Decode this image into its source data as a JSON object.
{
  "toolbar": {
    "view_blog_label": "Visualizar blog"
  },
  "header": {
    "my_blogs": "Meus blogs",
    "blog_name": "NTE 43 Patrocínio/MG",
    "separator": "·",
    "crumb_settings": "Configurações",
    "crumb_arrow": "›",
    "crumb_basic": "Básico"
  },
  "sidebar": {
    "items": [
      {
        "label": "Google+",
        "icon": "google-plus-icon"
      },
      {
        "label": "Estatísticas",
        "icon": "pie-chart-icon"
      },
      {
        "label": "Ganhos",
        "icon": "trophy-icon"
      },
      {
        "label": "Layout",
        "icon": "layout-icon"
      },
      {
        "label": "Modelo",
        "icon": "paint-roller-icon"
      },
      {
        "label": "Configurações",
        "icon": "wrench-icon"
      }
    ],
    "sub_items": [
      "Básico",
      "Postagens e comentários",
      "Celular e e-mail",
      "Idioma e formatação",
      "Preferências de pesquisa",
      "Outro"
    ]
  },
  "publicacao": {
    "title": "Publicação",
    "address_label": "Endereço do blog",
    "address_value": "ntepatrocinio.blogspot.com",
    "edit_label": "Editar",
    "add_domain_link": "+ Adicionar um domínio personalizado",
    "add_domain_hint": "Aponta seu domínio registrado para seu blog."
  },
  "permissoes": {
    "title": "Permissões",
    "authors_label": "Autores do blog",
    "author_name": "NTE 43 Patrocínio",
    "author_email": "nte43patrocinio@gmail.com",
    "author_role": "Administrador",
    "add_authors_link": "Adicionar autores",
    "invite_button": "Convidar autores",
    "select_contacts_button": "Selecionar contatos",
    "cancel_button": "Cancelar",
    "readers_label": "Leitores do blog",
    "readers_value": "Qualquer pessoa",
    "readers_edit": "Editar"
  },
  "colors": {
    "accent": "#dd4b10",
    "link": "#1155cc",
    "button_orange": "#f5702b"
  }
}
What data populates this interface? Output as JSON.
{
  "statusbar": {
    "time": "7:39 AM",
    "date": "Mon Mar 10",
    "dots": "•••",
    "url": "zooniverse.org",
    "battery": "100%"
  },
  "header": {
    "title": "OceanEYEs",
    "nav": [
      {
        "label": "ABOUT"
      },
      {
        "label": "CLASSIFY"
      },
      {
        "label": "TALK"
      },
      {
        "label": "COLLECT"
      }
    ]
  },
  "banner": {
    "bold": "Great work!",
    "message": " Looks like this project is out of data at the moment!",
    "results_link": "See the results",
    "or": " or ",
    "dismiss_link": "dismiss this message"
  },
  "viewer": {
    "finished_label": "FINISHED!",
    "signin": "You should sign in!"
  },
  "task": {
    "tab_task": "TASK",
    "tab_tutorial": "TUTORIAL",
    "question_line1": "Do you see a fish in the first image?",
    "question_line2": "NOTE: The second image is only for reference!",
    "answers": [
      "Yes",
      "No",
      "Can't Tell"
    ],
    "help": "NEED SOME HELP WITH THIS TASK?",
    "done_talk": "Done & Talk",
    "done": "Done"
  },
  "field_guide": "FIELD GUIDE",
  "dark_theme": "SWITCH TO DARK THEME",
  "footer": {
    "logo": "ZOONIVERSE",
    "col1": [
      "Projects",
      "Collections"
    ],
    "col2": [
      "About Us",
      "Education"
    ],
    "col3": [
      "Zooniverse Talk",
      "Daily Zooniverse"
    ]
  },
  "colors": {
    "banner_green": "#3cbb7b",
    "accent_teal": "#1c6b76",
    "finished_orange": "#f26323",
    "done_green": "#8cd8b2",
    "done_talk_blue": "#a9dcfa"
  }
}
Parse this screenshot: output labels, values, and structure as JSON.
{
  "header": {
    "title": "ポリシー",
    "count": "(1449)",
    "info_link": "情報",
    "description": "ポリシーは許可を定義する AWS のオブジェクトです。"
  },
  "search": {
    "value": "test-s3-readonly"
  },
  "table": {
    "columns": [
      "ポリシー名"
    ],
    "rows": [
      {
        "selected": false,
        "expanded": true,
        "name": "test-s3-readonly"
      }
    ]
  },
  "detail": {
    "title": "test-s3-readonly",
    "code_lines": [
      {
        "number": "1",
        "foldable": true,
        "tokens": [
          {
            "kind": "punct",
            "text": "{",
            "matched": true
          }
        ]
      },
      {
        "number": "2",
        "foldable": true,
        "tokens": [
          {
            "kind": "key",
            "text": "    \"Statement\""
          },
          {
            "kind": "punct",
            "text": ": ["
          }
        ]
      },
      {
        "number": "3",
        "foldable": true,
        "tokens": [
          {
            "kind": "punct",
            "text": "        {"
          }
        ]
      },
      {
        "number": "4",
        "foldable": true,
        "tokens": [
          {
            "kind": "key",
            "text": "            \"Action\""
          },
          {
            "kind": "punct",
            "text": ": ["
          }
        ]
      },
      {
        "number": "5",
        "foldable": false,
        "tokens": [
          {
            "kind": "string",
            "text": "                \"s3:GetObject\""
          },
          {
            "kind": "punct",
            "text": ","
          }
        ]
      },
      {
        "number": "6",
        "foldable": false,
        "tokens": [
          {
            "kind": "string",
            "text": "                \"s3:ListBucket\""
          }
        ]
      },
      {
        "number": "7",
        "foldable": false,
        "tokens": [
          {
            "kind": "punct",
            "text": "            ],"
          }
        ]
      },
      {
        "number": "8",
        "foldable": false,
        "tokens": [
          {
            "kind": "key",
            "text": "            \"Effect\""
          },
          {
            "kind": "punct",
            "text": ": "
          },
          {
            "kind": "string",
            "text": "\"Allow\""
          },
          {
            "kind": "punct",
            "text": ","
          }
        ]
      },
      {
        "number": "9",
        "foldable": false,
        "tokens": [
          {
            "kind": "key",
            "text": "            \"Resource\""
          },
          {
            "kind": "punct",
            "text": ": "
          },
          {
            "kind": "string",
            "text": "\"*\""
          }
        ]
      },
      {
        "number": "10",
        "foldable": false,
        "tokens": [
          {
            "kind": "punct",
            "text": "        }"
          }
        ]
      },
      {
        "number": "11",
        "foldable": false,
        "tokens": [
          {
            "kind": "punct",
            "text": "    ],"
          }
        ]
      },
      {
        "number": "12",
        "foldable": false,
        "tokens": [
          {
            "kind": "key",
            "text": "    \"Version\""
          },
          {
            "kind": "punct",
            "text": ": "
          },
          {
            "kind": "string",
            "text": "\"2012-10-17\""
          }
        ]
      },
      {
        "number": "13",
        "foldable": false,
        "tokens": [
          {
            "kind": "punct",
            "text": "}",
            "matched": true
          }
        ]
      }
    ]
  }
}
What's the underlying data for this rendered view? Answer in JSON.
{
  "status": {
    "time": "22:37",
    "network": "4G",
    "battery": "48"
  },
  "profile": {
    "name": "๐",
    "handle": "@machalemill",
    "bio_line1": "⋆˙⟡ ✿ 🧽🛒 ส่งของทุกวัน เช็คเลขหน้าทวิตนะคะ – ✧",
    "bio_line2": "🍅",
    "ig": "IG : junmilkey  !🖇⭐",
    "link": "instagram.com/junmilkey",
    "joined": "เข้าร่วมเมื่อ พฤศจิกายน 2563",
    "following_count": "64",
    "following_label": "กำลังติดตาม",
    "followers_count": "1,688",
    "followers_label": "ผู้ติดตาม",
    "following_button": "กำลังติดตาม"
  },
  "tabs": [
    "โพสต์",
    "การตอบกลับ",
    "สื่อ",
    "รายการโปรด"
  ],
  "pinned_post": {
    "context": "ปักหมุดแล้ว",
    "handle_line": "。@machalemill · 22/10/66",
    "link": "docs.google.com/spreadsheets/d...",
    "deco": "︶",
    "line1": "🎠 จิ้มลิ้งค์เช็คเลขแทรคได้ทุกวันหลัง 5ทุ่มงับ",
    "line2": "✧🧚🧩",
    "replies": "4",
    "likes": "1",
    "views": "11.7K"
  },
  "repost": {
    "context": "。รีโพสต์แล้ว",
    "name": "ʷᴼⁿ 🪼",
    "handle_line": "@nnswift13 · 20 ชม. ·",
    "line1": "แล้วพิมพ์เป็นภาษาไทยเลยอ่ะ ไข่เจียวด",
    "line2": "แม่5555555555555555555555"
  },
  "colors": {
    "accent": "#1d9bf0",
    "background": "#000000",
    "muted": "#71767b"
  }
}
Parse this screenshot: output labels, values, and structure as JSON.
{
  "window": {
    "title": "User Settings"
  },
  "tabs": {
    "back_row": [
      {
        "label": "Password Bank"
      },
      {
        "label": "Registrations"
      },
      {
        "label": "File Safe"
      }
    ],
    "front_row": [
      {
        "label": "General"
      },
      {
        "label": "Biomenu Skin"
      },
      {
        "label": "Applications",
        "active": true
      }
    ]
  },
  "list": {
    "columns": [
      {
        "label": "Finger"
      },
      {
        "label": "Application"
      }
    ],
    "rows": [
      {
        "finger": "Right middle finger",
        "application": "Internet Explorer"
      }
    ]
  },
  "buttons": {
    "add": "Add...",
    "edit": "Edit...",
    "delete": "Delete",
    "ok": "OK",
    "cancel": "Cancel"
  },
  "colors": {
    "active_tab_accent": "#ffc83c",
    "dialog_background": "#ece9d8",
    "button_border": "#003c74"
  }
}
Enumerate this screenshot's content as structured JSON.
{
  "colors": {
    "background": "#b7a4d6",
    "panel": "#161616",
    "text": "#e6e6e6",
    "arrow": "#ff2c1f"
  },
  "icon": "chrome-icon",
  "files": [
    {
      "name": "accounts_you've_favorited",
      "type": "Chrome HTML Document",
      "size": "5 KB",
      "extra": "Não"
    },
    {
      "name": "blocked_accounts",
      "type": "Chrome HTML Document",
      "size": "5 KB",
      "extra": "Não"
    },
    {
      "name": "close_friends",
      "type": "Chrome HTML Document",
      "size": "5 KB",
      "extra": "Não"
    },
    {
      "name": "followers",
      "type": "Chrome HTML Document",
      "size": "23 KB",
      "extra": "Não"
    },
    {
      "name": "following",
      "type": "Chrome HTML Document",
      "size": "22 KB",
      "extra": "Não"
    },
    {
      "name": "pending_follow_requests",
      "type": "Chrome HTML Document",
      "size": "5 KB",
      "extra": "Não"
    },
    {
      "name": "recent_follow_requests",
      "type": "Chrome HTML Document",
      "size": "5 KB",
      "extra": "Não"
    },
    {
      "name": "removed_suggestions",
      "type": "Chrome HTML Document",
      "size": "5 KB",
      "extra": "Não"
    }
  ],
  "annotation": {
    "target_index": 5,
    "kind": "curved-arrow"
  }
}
━━━━━━━━━━
▶ Exercise task: Copy out every line from the one containing "Enumerate this screenshot's" to the end of the material, both ends included.

▶ Finished exercise:
Enumerate this screenshot's content as structured JSON.
{
  "colors": {
    "background": "#b7a4d6",
    "panel": "#161616",
    "text": "#e6e6e6",
    "arrow": "#ff2c1f"
  },
  "icon": "chrome-icon",
  "files": [
    {
      "name": "accounts_you've_favorited",
      "type": "Chrome HTML Document",
      "size": "5 KB",
      "extra": "Não"
    },
    {
      "name": "blocked_accounts",
      "type": "Chrome HTML Document",
      "size": "5 KB",
      "extra": "Não"
    },
    {
      "name": "close_friends",
      "type": "Chrome HTML Document",
      "size": "5 KB",
      "extra": "Não"
    },
    {
      "name": "followers",
      "type": "Chrome HTML Document",
      "size": "23 KB",
      "extra": "Não"
    },
    {
      "name": "following",
      "type": "Chrome HTML Document",
      "size": "22 KB",
      "extra": "Não"
    },
    {
      "name": "pending_follow_requests",
      "type": "Chrome HTML Document",
      "size": "5 KB",
      "extra": "Não"
    },
    {
      "name": "recent_follow_requests",
      "type": "Chrome HTML Document",
      "size": "5 KB",
      "extra": "Não"
    },
    {
      "name": "removed_suggestions",
      "type": "Chrome HTML Document",
      "size": "5 KB",
      "extra": "Não"
    }
  ],
  "annotation": {
    "target_index": 5,
    "kind": "curved-arrow"
  }
}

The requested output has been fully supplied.